=== Tarea 1 ===
¿A quién atribuye el texto sobre la vuelta del rey emérito la expresión «estructura de sentimiento»?
=== Tarea 2 ===
¿Podrías resumir en dos oraciones el texto sobre la vuelta del rey emérito?
=== Tarea 3 ===
Escribe la siguiente parte del texto sobre la vuelta del rey emérito, a partir de su última oración.

=== Extracto del documento ===

# # #

Me voy a ahorrar las razones por las que considero que hemos llegado a donde estamos hoy, vale decir, a la quiebra definitiva de ese momento instituyente, al cierre a cal y canto de aquella ventana de oportunidad política. Recorrer estas razones, y hacerlo con un mínimo de detalle, obligaría a reescribir la historia misma de la emergencia y clausura de ese ciclo de cambio político y, sobre todo, a identificar los errores cometidos. Algunos, qué duda cabe, forzados por el adversario, pero otros, me temo que demasiados, fruto y responsabilidad únicas de los actores políticos que habitamos aquel ciclo político. Permítanme por ahora destacar, simplemente, y no es poco, que la vuelta del rey emérito para una regata muestra, me temo, nuestro propio naufragio.
El rey vuelve, sí, pero no lo hace a una casa privada en la que encerrar su memoria y su vergüenza porque el Estado, las instituciones y las relaciones de fuerza sean ya otras que las que regían antes de su abdicación. Tampoco regresa tras cambios legislativos, políticos y normativos que, al menos (y qué menos), sentencien hoy la imposibilidad de que algo similar vuelva, nos vuelva, a suceder. Ni siquiera vuelve el rey, qué triste tener siquiera que señalarlo, tras una pública petición de perdón. El perdón, sí, esa vieja enseñanza moral que, aprendida al menos desde la historia de José y sus hermanos –que tan poco parecen recordar los más aguerridos propagandistas de la moral cristiana–, se nos presenta siempre como condición indispensable para reanudar el tiempo roto por la ofensa, para restañar el daño y permitir así la continuidad de lo que había quedado roto o herido.
Pero no, en nuestra historia política, menos aleccionadora y bastante más chusca que la del Antiguo Testamento, la vuelta del rey trae consigo, en forma de repetición trágica, la herida misma, que se niega a cicatrizar. Y no, no es la de la izquierda, ni la de las clases populares o la de los republicanos cada vez más numerosos, tampoco la de los monárquicos de bien, la herida que vuelve con el rey es la de una estructura de sentimiento, que diría Raymond Williams, por la que acabamos viviendo nuestra propia historia cultural y política como la de una imposibilidad y una derrota permanentes. Una historia en la que parece que nada puede cambiar porque nada es al final posible; una historia, en fin, por la que los momentos de movilización y deseo colectivo de transformación se nos presentan como espejismos que nos devuelven una y otra vez a la casilla de salida. Al final, la vuelta del rey, con toda su obscenidad cínica, nos pone frente a nuestra propia derrota o, como dirían quizá los lacanianos, ante la vuelta de lo real, es decir, frente a ese núcleo traumático de nuestra historia que siempre vuelve.

# # #

=== Filas facilitadas ===
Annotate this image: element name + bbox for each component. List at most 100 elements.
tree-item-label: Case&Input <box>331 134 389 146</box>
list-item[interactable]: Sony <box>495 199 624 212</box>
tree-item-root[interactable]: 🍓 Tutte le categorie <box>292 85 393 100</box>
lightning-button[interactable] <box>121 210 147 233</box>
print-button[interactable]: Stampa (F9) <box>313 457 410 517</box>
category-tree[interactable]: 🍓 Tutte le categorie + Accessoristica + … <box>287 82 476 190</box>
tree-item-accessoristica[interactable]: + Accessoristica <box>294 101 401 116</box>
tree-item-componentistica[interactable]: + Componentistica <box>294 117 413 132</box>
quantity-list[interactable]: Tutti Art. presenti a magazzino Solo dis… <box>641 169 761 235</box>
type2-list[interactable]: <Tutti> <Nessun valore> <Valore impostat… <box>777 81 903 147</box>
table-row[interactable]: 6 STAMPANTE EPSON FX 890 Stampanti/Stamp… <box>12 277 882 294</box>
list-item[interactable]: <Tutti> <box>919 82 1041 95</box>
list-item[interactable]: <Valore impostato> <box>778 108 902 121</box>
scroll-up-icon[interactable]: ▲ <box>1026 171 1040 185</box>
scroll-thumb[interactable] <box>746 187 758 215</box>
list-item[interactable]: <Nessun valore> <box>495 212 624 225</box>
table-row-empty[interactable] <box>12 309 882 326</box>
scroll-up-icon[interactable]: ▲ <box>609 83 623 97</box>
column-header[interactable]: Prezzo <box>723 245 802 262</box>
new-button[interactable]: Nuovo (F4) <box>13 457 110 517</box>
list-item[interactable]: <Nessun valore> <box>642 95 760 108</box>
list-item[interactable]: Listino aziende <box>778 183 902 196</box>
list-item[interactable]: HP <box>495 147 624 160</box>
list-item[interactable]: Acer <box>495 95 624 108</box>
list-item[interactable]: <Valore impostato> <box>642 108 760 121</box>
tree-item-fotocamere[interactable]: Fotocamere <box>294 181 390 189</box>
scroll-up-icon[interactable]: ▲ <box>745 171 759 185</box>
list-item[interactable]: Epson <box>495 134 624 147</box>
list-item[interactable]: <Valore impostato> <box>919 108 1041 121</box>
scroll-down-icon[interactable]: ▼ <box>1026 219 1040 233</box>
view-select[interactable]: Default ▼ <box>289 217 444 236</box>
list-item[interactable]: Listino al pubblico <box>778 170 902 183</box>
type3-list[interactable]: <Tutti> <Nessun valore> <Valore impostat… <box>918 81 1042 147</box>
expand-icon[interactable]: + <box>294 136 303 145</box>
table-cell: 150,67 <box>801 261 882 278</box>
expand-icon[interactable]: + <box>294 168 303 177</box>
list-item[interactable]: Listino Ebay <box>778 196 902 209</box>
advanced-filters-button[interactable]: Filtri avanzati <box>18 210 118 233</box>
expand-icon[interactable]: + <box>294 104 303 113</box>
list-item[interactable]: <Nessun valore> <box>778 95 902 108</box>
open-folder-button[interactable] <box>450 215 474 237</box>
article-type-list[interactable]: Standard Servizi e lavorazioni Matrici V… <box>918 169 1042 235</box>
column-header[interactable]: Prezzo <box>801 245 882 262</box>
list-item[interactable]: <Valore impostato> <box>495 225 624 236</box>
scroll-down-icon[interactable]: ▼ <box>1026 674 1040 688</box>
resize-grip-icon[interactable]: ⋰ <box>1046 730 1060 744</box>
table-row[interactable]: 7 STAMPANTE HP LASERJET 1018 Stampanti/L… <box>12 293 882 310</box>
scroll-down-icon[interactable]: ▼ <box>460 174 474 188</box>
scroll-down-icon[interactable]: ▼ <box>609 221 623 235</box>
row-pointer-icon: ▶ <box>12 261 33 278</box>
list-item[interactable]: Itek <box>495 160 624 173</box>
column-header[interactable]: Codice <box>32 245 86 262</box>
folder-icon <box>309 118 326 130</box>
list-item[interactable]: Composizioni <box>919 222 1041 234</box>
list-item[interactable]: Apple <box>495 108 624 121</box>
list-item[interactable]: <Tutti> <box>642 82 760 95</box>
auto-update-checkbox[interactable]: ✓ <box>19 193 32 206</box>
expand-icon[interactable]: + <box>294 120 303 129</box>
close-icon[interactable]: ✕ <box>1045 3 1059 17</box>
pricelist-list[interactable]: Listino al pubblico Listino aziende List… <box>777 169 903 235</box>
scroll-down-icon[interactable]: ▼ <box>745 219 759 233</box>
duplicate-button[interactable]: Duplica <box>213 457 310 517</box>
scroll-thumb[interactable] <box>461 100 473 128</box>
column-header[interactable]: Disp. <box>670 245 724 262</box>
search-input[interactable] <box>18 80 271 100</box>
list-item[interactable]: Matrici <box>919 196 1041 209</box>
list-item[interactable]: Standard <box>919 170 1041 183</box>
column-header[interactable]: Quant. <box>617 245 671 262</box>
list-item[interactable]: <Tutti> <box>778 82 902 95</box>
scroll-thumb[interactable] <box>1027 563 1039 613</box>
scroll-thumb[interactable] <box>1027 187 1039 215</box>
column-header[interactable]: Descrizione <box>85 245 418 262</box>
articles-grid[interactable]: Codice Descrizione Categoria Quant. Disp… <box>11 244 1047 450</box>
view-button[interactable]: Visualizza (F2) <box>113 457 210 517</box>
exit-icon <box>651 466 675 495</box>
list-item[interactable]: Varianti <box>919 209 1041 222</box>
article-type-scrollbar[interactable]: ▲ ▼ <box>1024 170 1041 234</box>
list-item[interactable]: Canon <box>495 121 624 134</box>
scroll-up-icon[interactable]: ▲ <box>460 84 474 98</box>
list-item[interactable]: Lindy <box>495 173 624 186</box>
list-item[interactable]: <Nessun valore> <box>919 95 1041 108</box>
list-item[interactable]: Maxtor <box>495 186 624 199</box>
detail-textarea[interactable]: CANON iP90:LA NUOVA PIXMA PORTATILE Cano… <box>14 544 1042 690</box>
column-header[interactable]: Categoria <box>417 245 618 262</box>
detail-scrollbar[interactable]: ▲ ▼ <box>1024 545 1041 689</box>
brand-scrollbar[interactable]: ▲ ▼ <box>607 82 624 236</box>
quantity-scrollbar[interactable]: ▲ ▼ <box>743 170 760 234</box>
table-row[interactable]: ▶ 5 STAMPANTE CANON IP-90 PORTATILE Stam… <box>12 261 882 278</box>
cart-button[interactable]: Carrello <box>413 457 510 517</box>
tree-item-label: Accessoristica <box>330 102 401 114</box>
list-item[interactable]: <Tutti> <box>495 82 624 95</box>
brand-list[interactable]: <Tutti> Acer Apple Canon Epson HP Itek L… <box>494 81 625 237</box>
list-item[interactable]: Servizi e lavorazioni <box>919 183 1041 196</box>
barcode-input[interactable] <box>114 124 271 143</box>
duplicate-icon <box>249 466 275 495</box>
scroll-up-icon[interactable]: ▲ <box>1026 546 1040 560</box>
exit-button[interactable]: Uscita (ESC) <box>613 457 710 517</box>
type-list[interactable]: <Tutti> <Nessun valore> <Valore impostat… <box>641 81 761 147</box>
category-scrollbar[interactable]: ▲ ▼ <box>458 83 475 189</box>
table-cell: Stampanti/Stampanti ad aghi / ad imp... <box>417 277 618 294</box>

# # #

=== Respuesta correcta 1 ===
A Raymond Williams.

=== Respuesta correcta 2 ===
El texto sostiene que la vuelta del rey emérito para una regata muestra el naufragio de un ciclo de cambio político, ya que regresa sin que hayan cambiado el Estado ni las leyes y sin haber pedido perdón públicamente. Esa vuelta reabre una herida que se niega a cicatrizar: una estructura de sentimiento por la que se vive la propia historia cultural y política como una imposibilidad y una derrota permanentes.

=== Respuesta correcta 3 ===
Vuelve así, para las izquierdas a la izquierda del PSOE, la tentación de la imposibilidad como forma de identidad política, es decir, la pulsión de definirse como oposición a lo existente pero sin capacidad, en fin, de transformarlo. De alejarse así, día tras día, del sentido común de su época y replegarse a posiciones ya transitadas una y mil veces a la espera, como mucho, de otro momento instituyente, de otro 15M en el que, esta vez sí, por fin, se harán las cosas bien. Para las izquierdas de Estado, las de la razón de Estado, esta historia de derrota e imposibilidad recurrentes se encarna en una suerte de resignación sentida o, al menos, vestida de responsabilidad y enfrascada en evitar cualquier intento creíble de democratización del Estado y de sus instituciones, empezando por la jefatura del Estado. Quizá más preocupada por mantener el barco a flote que por definir el rumbo al que dirigirlo, acaba olvidando que si no avanza con decisión la ola reaccionaria le hará naufragar. En cuanto a las derechas –cada vez menos– moderadas, esta derrota es el momento predilecto de su victoria: incapaces de definirse desde alguna imagen, proyecto u horizonte de sentido, acaban buscando confundir su identidad con la de la nación fallida misma, vale decir, diluir su corrupción en la del rey (o viceversa) y sugerir machaconamente que, al fin y al cabo, es cosa de una forma de estar en el mundo que nos define y afecta a todos por igual. Una España irreformable que, por su parte, la extrema derecha da rango de eternidad, cuestión de volver eterno el privilegio.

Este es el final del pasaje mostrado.